• [Tarefa proposta 1]:
Transcreva do trecho sobre revisão criminal a parte que vai de "Porém, quando a" a "na legislação pátria?", sem alterar nada.
━━ Trecho fornecido ━━
Quando a sentença condenatória é contrária à evidência dos autos, é comum o indeferimento do pleito ao argumento de que há mera rediscussão e/ou reexame de matéria já decidida em sede de recurso de apelação.
A revisão criminal, ação penal de natureza constitutiva e sui generis, é o meio adequado para combater sentenças condenatórias transitadas em julgado quando a decisão estiver contaminada por erro judiciário ou injustiça.
As hipóteses, por sua vez, estão previstas no Código de Processo Penal:
Art. 621. A revisão dos processos findos será admitida: I – quando a sentença condenatória for contrária ao texto expresso da lei penal ou à evidência dos autos; II – quando a sentença condenatória se fundar em depoimentos, exames ou documentos comprovadamente falsos; III – quando, após a sentença, se descobrirem novas provas de inocência do condenado ou de circunstância que determine ou autorize diminuição especial da pena.
Porém, quando a revisão criminal é ajuizada com fundamento no art. 621, I, in fine, do CPP, ou seja, quando a sentença condenatória é contrária à evidência dos autos, é comum o indeferimento do pleito ao argumento de que há mera rediscussão e/ou reexame de matéria já decidida em sede de recurso de apelação.
Então, por qual razão a norma acima está prevista na legislação pátria?
A sentença contrária à evidência dos autos é aquela “que não tem nenhum respaldo nos elementos probatórios, proferida de forma totalmente divorciada do contexto, em sentido contrário daquele que emerge do processo. […]” (Rogério Sanches Cunha, Ronaldo Batista Pinto. Código de processo penal e lei de execução penal comentados – artigo por artigo. Salvador: Juspodivm, 2017, p. 1540).
Mas, para se saber se o decisum foi contrário à evidência dos autos há que reexaminar a prova produzida e se a sentença está de acordo com o conjunto probatório formado na ação penal, de modo que o fundamento de que é impossível o reexame das provas é inadequado.
━━━
━━ Dados fornecidos ━━
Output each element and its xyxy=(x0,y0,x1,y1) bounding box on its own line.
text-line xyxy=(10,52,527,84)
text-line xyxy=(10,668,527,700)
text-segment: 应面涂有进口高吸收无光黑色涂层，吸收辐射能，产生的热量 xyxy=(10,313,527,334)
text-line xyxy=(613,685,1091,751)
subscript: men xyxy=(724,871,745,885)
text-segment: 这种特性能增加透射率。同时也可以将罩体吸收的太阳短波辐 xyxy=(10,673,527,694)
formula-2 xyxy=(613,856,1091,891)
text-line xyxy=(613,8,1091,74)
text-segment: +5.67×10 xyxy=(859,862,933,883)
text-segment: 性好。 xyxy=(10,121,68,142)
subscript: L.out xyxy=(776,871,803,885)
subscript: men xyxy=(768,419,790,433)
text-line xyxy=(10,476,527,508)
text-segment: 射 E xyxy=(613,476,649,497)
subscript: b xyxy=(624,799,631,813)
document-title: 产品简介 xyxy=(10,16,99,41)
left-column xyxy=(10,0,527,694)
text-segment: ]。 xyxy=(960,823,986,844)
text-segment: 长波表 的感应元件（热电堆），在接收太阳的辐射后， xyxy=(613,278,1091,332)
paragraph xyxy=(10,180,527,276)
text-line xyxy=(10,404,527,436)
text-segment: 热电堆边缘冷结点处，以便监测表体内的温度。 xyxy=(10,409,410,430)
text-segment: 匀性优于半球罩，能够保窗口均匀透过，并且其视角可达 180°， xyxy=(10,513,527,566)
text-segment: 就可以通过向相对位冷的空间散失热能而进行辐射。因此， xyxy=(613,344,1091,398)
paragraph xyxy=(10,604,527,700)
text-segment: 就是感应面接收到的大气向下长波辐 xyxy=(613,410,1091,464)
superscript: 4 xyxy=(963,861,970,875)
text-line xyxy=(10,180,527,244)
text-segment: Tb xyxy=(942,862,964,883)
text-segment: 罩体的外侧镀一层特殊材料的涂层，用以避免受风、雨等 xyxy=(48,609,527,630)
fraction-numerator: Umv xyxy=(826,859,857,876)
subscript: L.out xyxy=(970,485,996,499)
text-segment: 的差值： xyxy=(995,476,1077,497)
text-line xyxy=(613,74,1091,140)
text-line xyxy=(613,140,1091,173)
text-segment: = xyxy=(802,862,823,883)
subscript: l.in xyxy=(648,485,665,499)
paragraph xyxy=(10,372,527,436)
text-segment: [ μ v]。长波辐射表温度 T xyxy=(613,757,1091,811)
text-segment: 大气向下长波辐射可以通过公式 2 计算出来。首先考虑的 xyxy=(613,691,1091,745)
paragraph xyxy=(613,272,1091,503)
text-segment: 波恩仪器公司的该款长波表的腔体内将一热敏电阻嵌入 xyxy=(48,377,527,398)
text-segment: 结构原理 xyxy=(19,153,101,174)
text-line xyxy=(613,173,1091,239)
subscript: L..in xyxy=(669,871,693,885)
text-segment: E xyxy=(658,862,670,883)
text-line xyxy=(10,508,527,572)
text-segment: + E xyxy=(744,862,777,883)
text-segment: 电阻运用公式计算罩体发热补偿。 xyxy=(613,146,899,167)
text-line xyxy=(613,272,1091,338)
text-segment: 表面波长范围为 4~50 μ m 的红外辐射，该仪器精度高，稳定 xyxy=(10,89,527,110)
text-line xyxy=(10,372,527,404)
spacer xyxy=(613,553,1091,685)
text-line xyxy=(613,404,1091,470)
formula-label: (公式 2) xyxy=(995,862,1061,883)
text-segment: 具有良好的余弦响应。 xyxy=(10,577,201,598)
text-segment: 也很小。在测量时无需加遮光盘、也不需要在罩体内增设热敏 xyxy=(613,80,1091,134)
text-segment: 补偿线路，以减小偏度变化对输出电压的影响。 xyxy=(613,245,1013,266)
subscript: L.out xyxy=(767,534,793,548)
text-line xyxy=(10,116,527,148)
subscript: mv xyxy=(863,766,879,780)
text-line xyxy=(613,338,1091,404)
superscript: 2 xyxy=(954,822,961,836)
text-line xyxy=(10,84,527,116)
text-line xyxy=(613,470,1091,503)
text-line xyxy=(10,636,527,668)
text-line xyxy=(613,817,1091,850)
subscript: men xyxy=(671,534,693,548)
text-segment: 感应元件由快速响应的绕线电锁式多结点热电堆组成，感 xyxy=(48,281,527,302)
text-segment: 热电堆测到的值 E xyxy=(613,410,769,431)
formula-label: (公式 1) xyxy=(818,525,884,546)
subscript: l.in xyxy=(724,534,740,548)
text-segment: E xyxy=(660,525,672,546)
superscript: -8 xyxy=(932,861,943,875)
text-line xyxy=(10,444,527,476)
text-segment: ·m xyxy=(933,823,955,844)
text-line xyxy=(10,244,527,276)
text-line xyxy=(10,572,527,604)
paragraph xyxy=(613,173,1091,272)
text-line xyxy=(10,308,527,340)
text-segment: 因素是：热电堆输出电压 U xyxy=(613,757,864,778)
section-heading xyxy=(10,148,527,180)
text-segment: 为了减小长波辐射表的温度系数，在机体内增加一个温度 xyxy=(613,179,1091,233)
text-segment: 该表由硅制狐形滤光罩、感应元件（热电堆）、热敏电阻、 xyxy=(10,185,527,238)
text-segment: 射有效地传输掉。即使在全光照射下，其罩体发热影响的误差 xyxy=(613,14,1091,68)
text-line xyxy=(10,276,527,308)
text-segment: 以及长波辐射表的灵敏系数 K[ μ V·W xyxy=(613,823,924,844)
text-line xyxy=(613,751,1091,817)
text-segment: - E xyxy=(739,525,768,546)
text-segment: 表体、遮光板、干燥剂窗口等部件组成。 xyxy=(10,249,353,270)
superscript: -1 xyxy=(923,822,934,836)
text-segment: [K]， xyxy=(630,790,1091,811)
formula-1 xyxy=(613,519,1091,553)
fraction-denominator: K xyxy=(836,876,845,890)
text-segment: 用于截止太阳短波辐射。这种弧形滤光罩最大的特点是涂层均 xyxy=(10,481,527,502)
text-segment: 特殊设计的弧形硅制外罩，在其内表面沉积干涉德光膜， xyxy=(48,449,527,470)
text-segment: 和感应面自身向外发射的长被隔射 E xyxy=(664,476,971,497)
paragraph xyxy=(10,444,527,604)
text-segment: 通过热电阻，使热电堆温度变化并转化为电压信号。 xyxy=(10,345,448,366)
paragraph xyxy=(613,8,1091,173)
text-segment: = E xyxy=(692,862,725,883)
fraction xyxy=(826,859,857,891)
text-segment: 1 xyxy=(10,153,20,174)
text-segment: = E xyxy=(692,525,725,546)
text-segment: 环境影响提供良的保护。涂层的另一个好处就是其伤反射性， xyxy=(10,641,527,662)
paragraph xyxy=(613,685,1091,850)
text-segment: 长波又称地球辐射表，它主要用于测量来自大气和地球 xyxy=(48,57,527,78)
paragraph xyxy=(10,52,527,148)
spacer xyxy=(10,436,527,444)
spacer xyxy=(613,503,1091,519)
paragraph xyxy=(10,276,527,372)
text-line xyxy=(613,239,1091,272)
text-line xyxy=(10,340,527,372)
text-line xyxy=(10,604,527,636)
━━━
• [Tarefa proposta 2]:
Apresente em uma tabela Markdown as linhas da listagem, da primeira até a que contém "text-line xyxy=(613,8,1091,74)", incluindo as duas, com as colunas "Nº" e "Conteúdo" e sem as linhas em branco.

• [Resposta completa 1]:
Porém, quando a revisão criminal é ajuizada com fundamento no art. 621, I, in fine, do CPP, ou seja, quando a sentença condenatória é contrária à evidência dos autos, é comum o indeferimento do pleito ao argumento de que há mera rediscussão e/ou reexame de matéria já decidida em sede de recurso de apelação.
Então, por qual razão a norma acima está prevista na legislação pátria?

• [Resposta completa 2]:
| Nº | Conteúdo |
|---|---|
| 1 | Output each element and its xyxy=(x0,y0,x1,y1) bounding box on its own line. |
| 2 | text-line xyxy=(10,52,527,84) |
| 3 | text-line xyxy=(10,668,527,700) |
| 4 | text-segment: 应面涂有进口高吸收无光黑色涂层，吸收辐射能，产生的热量 xyxy=(10,313,527,334) |
| 5 | text-line xyxy=(613,685,1091,751) |
| 6 | subscript: men xyxy=(724,871,745,885) |
| 7 | text-segment: 这种特性能增加透射率。同时也可以将罩体吸收的太阳短波辐 xyxy=(10,673,527,694) |
| 8 | formula-2 xyxy=(613,856,1091,891) |
| 9 | text-line xyxy=(613,8,1091,74) |